Copy exactly the lines from the one containing "Output a JSON" through the last line of the records, both included, and nothing more.
═════ Material for this exercise
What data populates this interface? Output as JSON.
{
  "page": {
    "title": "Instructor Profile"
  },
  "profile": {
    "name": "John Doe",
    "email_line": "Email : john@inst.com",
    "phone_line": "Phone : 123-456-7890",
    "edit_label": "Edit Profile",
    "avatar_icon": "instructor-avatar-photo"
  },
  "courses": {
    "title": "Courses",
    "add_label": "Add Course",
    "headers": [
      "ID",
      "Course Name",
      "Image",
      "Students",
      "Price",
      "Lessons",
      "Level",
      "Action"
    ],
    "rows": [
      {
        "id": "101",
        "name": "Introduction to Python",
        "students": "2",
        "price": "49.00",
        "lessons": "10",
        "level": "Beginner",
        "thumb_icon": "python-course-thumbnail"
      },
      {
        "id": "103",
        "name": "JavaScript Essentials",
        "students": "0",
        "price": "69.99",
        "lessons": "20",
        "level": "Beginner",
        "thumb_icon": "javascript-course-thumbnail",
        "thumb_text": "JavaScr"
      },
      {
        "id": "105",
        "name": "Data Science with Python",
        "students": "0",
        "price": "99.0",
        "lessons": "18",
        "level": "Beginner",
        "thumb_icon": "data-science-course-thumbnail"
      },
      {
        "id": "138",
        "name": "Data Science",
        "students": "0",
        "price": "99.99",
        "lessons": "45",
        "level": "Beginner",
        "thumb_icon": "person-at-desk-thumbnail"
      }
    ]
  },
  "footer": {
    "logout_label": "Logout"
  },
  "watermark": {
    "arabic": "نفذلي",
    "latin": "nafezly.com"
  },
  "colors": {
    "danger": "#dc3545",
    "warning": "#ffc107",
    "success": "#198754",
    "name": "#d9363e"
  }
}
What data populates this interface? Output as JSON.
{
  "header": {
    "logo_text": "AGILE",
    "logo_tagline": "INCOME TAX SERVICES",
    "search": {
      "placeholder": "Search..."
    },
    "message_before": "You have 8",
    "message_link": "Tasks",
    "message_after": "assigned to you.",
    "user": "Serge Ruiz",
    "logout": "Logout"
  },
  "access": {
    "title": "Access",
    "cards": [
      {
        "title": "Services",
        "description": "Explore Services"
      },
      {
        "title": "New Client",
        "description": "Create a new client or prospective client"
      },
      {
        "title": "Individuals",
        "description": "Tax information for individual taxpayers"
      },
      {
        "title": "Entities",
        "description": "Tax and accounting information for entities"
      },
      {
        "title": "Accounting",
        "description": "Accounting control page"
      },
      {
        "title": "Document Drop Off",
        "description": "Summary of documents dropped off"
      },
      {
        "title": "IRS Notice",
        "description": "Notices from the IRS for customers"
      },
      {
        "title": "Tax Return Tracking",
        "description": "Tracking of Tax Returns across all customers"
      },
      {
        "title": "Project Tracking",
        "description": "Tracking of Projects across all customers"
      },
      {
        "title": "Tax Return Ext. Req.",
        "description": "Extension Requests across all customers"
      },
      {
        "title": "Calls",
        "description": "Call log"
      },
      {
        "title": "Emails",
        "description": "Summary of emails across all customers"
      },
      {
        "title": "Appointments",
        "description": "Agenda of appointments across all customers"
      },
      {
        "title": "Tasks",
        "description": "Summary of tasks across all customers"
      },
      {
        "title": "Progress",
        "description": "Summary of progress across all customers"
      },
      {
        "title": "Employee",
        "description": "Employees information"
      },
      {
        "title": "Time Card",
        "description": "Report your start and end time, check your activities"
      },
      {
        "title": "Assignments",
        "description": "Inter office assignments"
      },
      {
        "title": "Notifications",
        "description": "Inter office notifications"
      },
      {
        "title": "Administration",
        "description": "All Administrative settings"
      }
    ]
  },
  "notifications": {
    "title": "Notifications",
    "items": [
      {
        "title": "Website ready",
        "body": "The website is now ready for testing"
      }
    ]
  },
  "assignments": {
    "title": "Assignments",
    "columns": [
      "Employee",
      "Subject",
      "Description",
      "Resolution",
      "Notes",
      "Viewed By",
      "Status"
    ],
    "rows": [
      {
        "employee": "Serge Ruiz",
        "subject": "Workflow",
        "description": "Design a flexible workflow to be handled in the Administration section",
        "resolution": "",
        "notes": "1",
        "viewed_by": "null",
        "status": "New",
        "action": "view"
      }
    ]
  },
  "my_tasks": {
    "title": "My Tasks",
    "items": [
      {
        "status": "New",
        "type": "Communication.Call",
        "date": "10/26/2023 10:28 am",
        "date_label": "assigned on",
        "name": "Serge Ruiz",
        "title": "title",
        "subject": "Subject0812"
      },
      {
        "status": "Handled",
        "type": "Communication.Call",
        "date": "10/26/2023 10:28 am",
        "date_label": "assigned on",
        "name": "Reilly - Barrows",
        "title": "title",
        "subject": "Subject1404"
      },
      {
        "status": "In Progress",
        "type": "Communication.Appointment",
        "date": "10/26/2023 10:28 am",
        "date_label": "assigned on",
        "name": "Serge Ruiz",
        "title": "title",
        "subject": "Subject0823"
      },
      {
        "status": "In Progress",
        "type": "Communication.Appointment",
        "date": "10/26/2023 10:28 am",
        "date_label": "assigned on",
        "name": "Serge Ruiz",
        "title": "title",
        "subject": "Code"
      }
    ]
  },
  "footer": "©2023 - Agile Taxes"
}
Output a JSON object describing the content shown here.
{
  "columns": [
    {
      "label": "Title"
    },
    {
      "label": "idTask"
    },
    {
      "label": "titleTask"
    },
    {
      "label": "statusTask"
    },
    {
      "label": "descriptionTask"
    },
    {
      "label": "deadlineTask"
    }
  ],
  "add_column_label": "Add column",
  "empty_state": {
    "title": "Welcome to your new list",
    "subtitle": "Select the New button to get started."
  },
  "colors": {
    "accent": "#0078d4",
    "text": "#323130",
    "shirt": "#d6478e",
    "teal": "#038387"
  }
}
══════════
[Expected answer]:
Output a JSON object describing the content shown here.
{
  "columns": [
    {
      "label": "Title"
    },
    {
      "label": "idTask"
    },
    {
      "label": "titleTask"
    },
    {
      "label": "statusTask"
    },
    {
      "label": "descriptionTask"
    },
    {
      "label": "deadlineTask"
    }
  ],
  "add_column_label": "Add column",
  "empty_state": {
    "title": "Welcome to your new list",
    "subtitle": "Select the New button to get started."
  },
  "colors": {
    "accent": "#0078d4",
    "text": "#323130",
    "shirt": "#d6478e",
    "teal": "#038387"
  }
}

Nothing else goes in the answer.